Task objective
Reproduce the records. Keep every word exact and include no images.

** Begin Records shown **

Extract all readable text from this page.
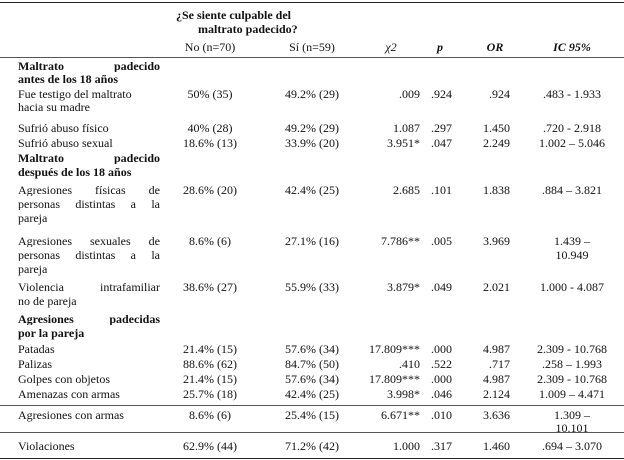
¿Se siente culpable del
maltrato padecido?
No (n=70)	Sí (n=59)	χ2	p	OR	IC 95%
Maltrato padecido
antes de los 18 años
Fue testigo del maltrato
hacia su madre
50% (35)	49.2% (29)	.009 .924	.924	.483 - 1.933
Sufrió abuso físico	40% (28)	49.2% (29)	1.087 .297	1.450	.720 - 2.918
Sufrió abuso sexual	18.6% (13)	33.9% (20)	3.951* .047	2.249	1.002 – 5.046
Maltrato padecido
después de los 18 años
Agresiones físicas de
personas distintas a la
pareja
28.6% (20)	42.4% (25)	2.685 .101	1.838	.884 – 3.821
Agresiones sexuales de
personas distintas a la
pareja
8.6% (6)	27.1% (16)	7.786** .005	3.969	1.439 –
10.949
Violencia intrafamiliar
no de pareja
38.6% (27)	55.9% (33)	3.879* .049	2.021	1.000 - 4.087
Agresiones padecidas
por la pareja
Patadas	21.4% (15)	57.6% (34)	17.809*** .000	4.987	2.309 - 10.768
Palizas	88.6% (62)	84.7% (50)	.410 .522	.717	.258 – 1.993
Golpes con objetos	21.4% (15)	57.6% (34)	17.809*** .000	4.987	2.309 - 10.768
Amenazas con armas	25.7% (18)	42.4% (25)	3.998* .046	2.124	1.009 – 4.471
Agresiones con armas	8.6% (6)	25.4% (15)	6.671** .010	3.636	1.309 –
10.101
Violaciones	62.9% (44)	71.2% (42)	1.000 .317	1.460	.694 – 3.070
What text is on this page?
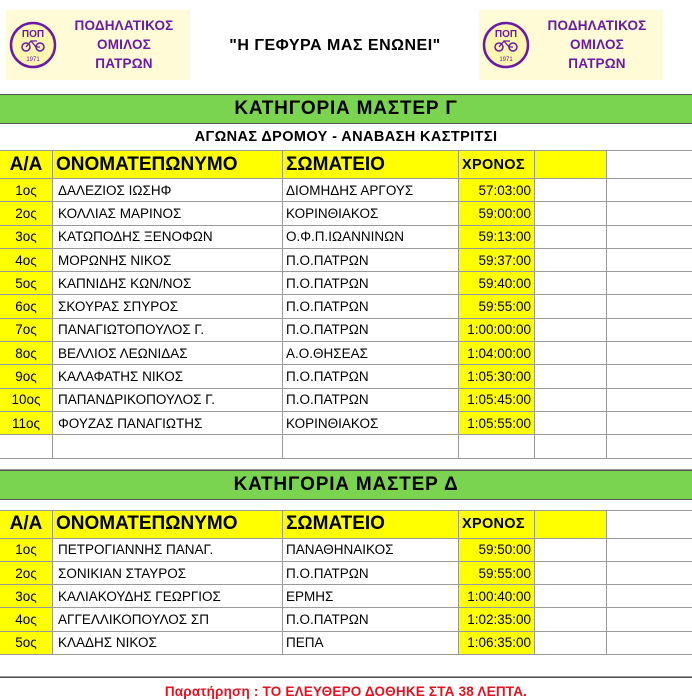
ΠΟΠ
1971
ΠΟΔΗΛΑΤΙΚΟΣ
ΟΜΙΛΟΣ
ΠΑΤΡΩΝ
"Η ΓΕΦΥΡΑ ΜΑΣ ΕΝΩΝΕΙ"
ΠΟΠ
1971
ΠΟΔΗΛΑΤΙΚΟΣ
ΟΜΙΛΟΣ
ΠΑΤΡΩΝ
ΚΑΤΗΓΟΡΙΑ ΜΑΣΤΕΡ Γ
ΑΓΩΝΑΣ ΔΡΟΜΟΥ - ΑΝΑΒΑΣΗ ΚΑΣΤΡΙΤΣΙ
Α/Α ΟΝΟΜΑΤΕΠΩΝΥΜΟ	ΣΩΜΑΤΕΙΟ	ΧΡΟΝΟΣ
1ος	ΔΑΛΕΖΙΟΣ ΙΩΣΗΦ	ΔΙΟΜΗΔΗΣ ΑΡΓΟΥΣ	57:03:00
2ος	ΚΟΛΛΙΑΣ ΜΑΡΙΝΟΣ	ΚΟΡΙΝΘΙΑΚΟΣ	59:00:00
3ος	ΚΑΤΩΠΟΔΗΣ ΞΕΝΟΦΩΝ	Ο.Φ.Π.ΙΩΑΝΝΙΝΩΝ	59:13:00
4ος	ΜΟΡΩΝΗΣ ΝΙΚΟΣ	Π.Ο.ΠΑΤΡΩΝ	59:37:00
5ος	ΚΑΠΝΙΔΗΣ ΚΩΝ/ΝΟΣ	Π.Ο.ΠΑΤΡΩΝ	59:40:00
6ος	ΣΚΟΥΡΑΣ ΣΠΥΡΟΣ	Π.Ο.ΠΑΤΡΩΝ	59:55:00
7ος	ΠΑΝΑΓΙΩΤΟΠΟΥΛΟΣ Γ.	Π.Ο.ΠΑΤΡΩΝ	1:00:00:00
8ος	ΒΕΛΛΙΟΣ ΛΕΩΝΙΔΑΣ	Α.Ο.ΘΗΣΕΑΣ	1:04:00:00
9ος	ΚΑΛΑΦΑΤΗΣ ΝΙΚΟΣ	Π.Ο.ΠΑΤΡΩΝ	1:05:30:00
10ος	ΠΑΠΑΝΔΡΙΚΟΠΟΥΛΟΣ Γ.	Π.Ο.ΠΑΤΡΩΝ	1:05:45:00
11ος	ΦΟΥΖΑΣ ΠΑΝΑΓΙΩΤΗΣ	ΚΟΡΙΝΘΙΑΚΟΣ	1:05:55:00
ΚΑΤΗΓΟΡΙΑ ΜΑΣΤΕΡ Δ
Α/Α ΟΝΟΜΑΤΕΠΩΝΥΜΟ	ΣΩΜΑΤΕΙΟ	ΧΡΟΝΟΣ
1ος	ΠΕΤΡΟΓΙΑΝΝΗΣ ΠΑΝΑΓ.	ΠΑΝΑΘΗΝΑΙΚΟΣ	59:50:00
2ος	ΣΟΝΙΚΙΑΝ ΣΤΑΥΡΟΣ	Π.Ο.ΠΑΤΡΩΝ	59:55:00
3ος	ΚΑΛΙΑΚΟΥΔΗΣ ΓΕΩΡΓΙΟΣ	ΕΡΜΗΣ	1:00:40:00
4ος	ΑΓΓΕΛΛΙΚΟΠΟΥΛΟΣ ΣΠ	Π.Ο.ΠΑΤΡΩΝ	1:02:35:00
5ος	ΚΛΑΔΗΣ ΝΙΚΟΣ	ΠΕΠΑ	1:06:35:00
Παρατήρηση : ΤΟ ΕΛΕΥΘΕΡΟ ΔΟΘΗΚΕ ΣΤΑ 38 ΛΕΠΤΑ.
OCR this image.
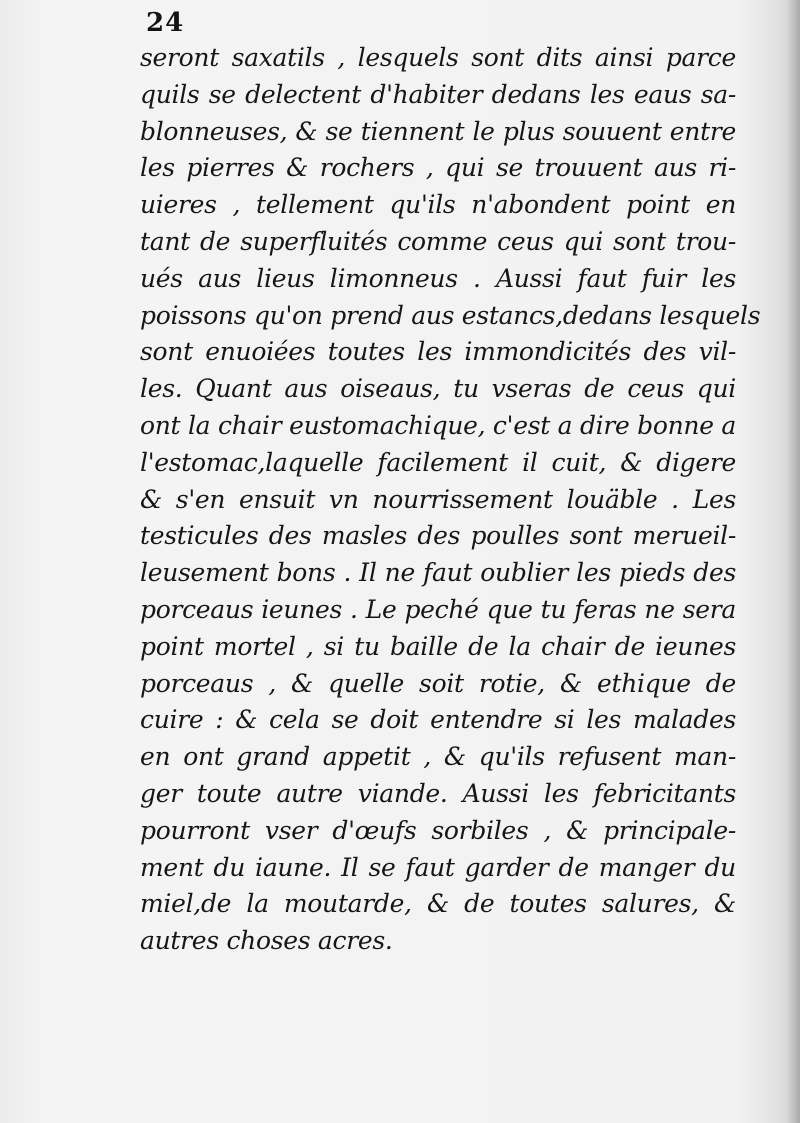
24
seront saxatils , lesquels sont dits ainsi parce
quils se delectent d'habiter dedans les eaus sa-
blonneuses, & se tiennent le plus souuent entre
les pierres & rochers , qui se trouuent aus ri-
uieres , tellement qu'ils n'abondent point en
tant de superfluités comme ceus qui sont trou-
ués aus lieus limonneus . Aussi faut fuir les
poissons qu'on prend aus estancs,dedans lesquels
sont enuoiées toutes les immondicités des vil-
les. Quant aus oiseaus, tu vseras de ceus qui
ont la chair eustomachique, c'est a dire bonne a
l'estomac,laquelle facilement il cuit, & digere
& s'en ensuit vn nourrissement louäble . Les
testicules des masles des poulles sont merueil-
leusement bons . Il ne faut oublier les pieds des
porceaus ieunes . Le peché que tu feras ne sera
point mortel , si tu baille de la chair de ieunes
porceaus , & quelle soit rotie, & ethique de
cuire : & cela se doit entendre si les malades
en ont grand appetit , & qu'ils refusent man-
ger toute autre viande. Aussi les febricitants
pourront vser d'œufs sorbiles , & principale-
ment du iaune. Il se faut garder de manger du
miel,de la moutarde, & de toutes salures, &
autres choses acres.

** End Records shown **

Answer for this exercise
Extract all readable text from this page.
¿Se siente culpable del
maltrato padecido?
No (n=70)	Sí (n=59)	χ2	p	OR	IC 95%
Maltrato padecido
antes de los 18 años
Fue testigo del maltrato
hacia su madre
50% (35)	49.2% (29)	.009 .924	.924	.483 - 1.933
Sufrió abuso físico	40% (28)	49.2% (29)	1.087 .297	1.450	.720 - 2.918
Sufrió abuso sexual	18.6% (13)	33.9% (20)	3.951* .047	2.249	1.002 – 5.046
Maltrato padecido
después de los 18 años
Agresiones físicas de
personas distintas a la
pareja
28.6% (20)	42.4% (25)	2.685 .101	1.838	.884 – 3.821
Agresiones sexuales de
personas distintas a la
pareja
8.6% (6)	27.1% (16)	7.786** .005	3.969	1.439 –
10.949
Violencia intrafamiliar
no de pareja
38.6% (27)	55.9% (33)	3.879* .049	2.021	1.000 - 4.087
Agresiones padecidas
por la pareja
Patadas	21.4% (15)	57.6% (34)	17.809*** .000	4.987	2.309 - 10.768
Palizas	88.6% (62)	84.7% (50)	.410 .522	.717	.258 – 1.993
Golpes con objetos	21.4% (15)	57.6% (34)	17.809*** .000	4.987	2.309 - 10.768
Amenazas con armas	25.7% (18)	42.4% (25)	3.998* .046	2.124	1.009 – 4.471
Agresiones con armas	8.6% (6)	25.4% (15)	6.671** .010	3.636	1.309 –
10.101
Violaciones	62.9% (44)	71.2% (42)	1.000 .317	1.460	.694 – 3.070
What text is on this page?
ΠΟΠ
1971
ΠΟΔΗΛΑΤΙΚΟΣ
ΟΜΙΛΟΣ
ΠΑΤΡΩΝ
"Η ΓΕΦΥΡΑ ΜΑΣ ΕΝΩΝΕΙ"
ΠΟΠ
1971
ΠΟΔΗΛΑΤΙΚΟΣ
ΟΜΙΛΟΣ
ΠΑΤΡΩΝ
ΚΑΤΗΓΟΡΙΑ ΜΑΣΤΕΡ Γ
ΑΓΩΝΑΣ ΔΡΟΜΟΥ - ΑΝΑΒΑΣΗ ΚΑΣΤΡΙΤΣΙ
Α/Α ΟΝΟΜΑΤΕΠΩΝΥΜΟ	ΣΩΜΑΤΕΙΟ	ΧΡΟΝΟΣ
1ος	ΔΑΛΕΖΙΟΣ ΙΩΣΗΦ	ΔΙΟΜΗΔΗΣ ΑΡΓΟΥΣ	57:03:00
2ος	ΚΟΛΛΙΑΣ ΜΑΡΙΝΟΣ	ΚΟΡΙΝΘΙΑΚΟΣ	59:00:00
3ος	ΚΑΤΩΠΟΔΗΣ ΞΕΝΟΦΩΝ	Ο.Φ.Π.ΙΩΑΝΝΙΝΩΝ	59:13:00
4ος	ΜΟΡΩΝΗΣ ΝΙΚΟΣ	Π.Ο.ΠΑΤΡΩΝ	59:37:00
5ος	ΚΑΠΝΙΔΗΣ ΚΩΝ/ΝΟΣ	Π.Ο.ΠΑΤΡΩΝ	59:40:00
6ος	ΣΚΟΥΡΑΣ ΣΠΥΡΟΣ	Π.Ο.ΠΑΤΡΩΝ	59:55:00
7ος	ΠΑΝΑΓΙΩΤΟΠΟΥΛΟΣ Γ.	Π.Ο.ΠΑΤΡΩΝ	1:00:00:00
8ος	ΒΕΛΛΙΟΣ ΛΕΩΝΙΔΑΣ	Α.Ο.ΘΗΣΕΑΣ	1:04:00:00
9ος	ΚΑΛΑΦΑΤΗΣ ΝΙΚΟΣ	Π.Ο.ΠΑΤΡΩΝ	1:05:30:00
10ος	ΠΑΠΑΝΔΡΙΚΟΠΟΥΛΟΣ Γ.	Π.Ο.ΠΑΤΡΩΝ	1:05:45:00
11ος	ΦΟΥΖΑΣ ΠΑΝΑΓΙΩΤΗΣ	ΚΟΡΙΝΘΙΑΚΟΣ	1:05:55:00
ΚΑΤΗΓΟΡΙΑ ΜΑΣΤΕΡ Δ
Α/Α ΟΝΟΜΑΤΕΠΩΝΥΜΟ	ΣΩΜΑΤΕΙΟ	ΧΡΟΝΟΣ
1ος	ΠΕΤΡΟΓΙΑΝΝΗΣ ΠΑΝΑΓ.	ΠΑΝΑΘΗΝΑΙΚΟΣ	59:50:00
2ος	ΣΟΝΙΚΙΑΝ ΣΤΑΥΡΟΣ	Π.Ο.ΠΑΤΡΩΝ	59:55:00
3ος	ΚΑΛΙΑΚΟΥΔΗΣ ΓΕΩΡΓΙΟΣ	ΕΡΜΗΣ	1:00:40:00
4ος	ΑΓΓΕΛΛΙΚΟΠΟΥΛΟΣ ΣΠ	Π.Ο.ΠΑΤΡΩΝ	1:02:35:00
5ος	ΚΛΑΔΗΣ ΝΙΚΟΣ	ΠΕΠΑ	1:06:35:00
Παρατήρηση : ΤΟ ΕΛΕΥΘΕΡΟ ΔΟΘΗΚΕ ΣΤΑ 38 ΛΕΠΤΑ.
OCR this image.
24
seront saxatils , lesquels sont dits ainsi parce
quils se delectent d'habiter dedans les eaus sa-
blonneuses, & se tiennent le plus souuent entre
les pierres & rochers , qui se trouuent aus ri-
uieres , tellement qu'ils n'abondent point en
tant de superfluités comme ceus qui sont trou-
ués aus lieus limonneus . Aussi faut fuir les
poissons qu'on prend aus estancs,dedans lesquels
sont enuoiées toutes les immondicités des vil-
les. Quant aus oiseaus, tu vseras de ceus qui
ont la chair eustomachique, c'est a dire bonne a
l'estomac,laquelle facilement il cuit, & digere
& s'en ensuit vn nourrissement louäble . Les
testicules des masles des poulles sont merueil-
leusement bons . Il ne faut oublier les pieds des
porceaus ieunes . Le peché que tu feras ne sera
point mortel , si tu baille de la chair de ieunes
porceaus , & quelle soit rotie, & ethique de
cuire : & cela se doit entendre si les malades
en ont grand appetit , & qu'ils refusent man-
ger toute autre viande. Aussi les febricitants
pourront vser d'œufs sorbiles , & principale-
ment du iaune. Il se faut garder de manger du
miel,de la moutarde, & de toutes salures, &
autres choses acres.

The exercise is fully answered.